Task requirements: Quote the entries in full, character for character, without their images.

Data provided:
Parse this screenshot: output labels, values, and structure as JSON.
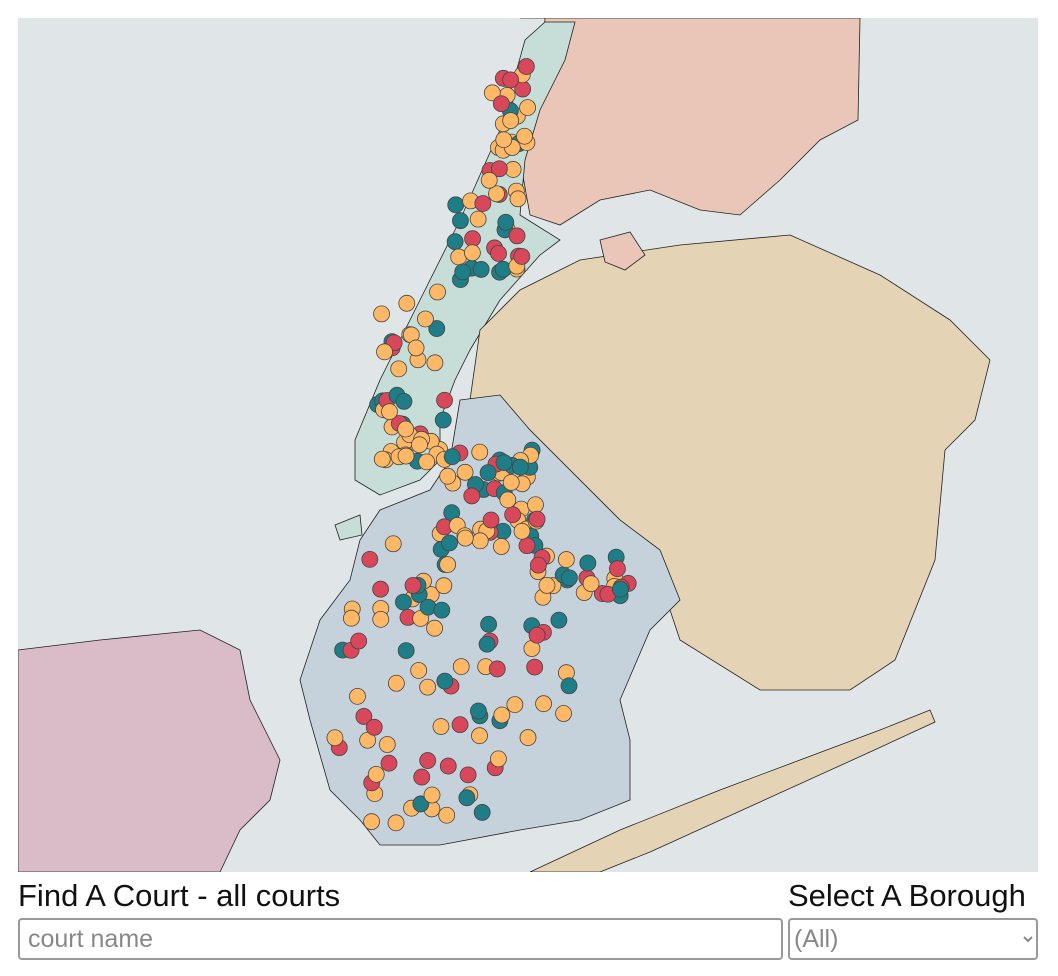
{
  "search": {
    "title": "Find A Court - all courts",
    "placeholder": "court name"
  },
  "borough_select": {
    "label": "Select A Borough",
    "selected": "(All)"
  }
}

Final result:
Parse this screenshot: output labels, values, and structure as JSON.
{
  "search": {
    "title": "Find A Court - all courts",
    "placeholder": "court name"
  },
  "borough_select": {
    "label": "Select A Borough",
    "selected": "(All)"
  }
}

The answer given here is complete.